**Directions:** Using the listing below, extract each line that has the word "yararlandım" in it.

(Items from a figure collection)
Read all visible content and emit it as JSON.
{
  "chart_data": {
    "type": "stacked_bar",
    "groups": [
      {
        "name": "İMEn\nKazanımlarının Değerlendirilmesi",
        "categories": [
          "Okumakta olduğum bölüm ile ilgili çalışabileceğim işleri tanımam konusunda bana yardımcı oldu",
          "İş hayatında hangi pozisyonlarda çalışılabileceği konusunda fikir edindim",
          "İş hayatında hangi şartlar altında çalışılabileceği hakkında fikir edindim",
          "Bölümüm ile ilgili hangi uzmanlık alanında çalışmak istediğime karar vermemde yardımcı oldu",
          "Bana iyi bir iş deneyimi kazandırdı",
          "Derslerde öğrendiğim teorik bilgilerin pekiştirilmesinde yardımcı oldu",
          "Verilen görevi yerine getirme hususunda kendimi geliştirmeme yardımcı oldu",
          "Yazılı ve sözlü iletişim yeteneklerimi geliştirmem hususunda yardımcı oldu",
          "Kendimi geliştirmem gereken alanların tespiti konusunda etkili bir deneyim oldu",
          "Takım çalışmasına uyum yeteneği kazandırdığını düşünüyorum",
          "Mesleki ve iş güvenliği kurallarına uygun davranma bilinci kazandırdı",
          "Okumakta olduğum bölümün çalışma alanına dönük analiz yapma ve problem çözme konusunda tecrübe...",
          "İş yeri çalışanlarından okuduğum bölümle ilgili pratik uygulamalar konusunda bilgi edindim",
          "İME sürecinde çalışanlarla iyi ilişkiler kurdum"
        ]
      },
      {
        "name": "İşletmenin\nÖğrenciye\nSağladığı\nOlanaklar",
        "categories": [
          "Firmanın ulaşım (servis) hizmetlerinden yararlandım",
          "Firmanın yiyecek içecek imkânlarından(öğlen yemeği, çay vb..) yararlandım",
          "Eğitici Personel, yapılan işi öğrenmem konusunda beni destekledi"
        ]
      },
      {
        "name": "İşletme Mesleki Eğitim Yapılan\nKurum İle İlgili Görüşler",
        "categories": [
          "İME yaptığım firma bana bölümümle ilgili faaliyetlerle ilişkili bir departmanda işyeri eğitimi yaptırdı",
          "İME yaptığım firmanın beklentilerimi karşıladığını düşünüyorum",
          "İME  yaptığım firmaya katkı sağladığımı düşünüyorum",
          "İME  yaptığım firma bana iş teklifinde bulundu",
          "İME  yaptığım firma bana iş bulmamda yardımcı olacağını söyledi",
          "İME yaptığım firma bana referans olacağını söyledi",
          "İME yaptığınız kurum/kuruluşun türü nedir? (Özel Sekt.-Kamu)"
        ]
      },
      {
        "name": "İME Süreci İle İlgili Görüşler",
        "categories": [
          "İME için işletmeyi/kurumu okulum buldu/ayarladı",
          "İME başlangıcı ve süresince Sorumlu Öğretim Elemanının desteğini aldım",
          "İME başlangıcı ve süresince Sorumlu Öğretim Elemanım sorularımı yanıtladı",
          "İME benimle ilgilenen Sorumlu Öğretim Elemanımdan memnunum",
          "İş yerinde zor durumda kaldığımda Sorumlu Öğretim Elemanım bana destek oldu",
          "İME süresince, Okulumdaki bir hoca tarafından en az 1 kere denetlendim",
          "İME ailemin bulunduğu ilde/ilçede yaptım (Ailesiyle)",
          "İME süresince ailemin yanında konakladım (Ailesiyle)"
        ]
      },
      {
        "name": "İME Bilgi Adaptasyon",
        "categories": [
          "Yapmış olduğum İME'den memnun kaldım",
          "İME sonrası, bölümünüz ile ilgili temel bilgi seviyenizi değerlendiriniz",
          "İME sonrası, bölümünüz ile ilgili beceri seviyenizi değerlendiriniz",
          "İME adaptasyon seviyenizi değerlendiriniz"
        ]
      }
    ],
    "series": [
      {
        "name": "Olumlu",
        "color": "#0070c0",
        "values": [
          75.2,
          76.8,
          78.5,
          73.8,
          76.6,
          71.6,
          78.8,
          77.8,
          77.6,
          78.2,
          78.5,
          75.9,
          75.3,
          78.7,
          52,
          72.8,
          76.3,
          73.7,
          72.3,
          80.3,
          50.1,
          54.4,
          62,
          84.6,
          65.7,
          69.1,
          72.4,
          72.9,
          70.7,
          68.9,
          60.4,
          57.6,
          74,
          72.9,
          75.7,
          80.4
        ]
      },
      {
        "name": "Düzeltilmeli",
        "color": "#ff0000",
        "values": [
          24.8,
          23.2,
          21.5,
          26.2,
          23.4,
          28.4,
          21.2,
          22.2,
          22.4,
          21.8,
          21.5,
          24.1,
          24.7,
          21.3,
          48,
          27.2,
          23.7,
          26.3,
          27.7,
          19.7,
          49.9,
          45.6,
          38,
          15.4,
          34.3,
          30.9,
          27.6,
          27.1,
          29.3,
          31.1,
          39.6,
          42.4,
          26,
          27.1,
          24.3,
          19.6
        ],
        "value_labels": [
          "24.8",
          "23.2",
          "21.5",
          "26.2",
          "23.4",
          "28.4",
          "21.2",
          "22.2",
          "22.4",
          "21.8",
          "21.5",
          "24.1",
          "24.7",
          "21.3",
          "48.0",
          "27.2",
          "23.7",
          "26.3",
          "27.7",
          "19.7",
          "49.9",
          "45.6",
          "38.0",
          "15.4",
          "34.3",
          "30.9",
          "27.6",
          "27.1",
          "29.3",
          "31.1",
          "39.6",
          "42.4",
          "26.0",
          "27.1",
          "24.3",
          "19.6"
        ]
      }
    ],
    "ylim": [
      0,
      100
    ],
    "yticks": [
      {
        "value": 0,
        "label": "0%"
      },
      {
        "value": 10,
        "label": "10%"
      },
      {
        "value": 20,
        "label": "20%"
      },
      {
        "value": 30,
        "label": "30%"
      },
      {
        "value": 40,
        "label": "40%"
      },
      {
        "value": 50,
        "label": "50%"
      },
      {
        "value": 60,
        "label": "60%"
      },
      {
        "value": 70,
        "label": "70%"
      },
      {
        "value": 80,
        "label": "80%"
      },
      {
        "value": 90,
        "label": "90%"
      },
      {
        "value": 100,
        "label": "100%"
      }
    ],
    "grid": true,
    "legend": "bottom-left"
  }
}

**Output for this exercise:**
          "Firmanın ulaşım (servis) hizmetlerinden yararlandım",
          "Firmanın yiyecek içecek imkânlarından(öğlen yemeği, çay vb..) yararlandım",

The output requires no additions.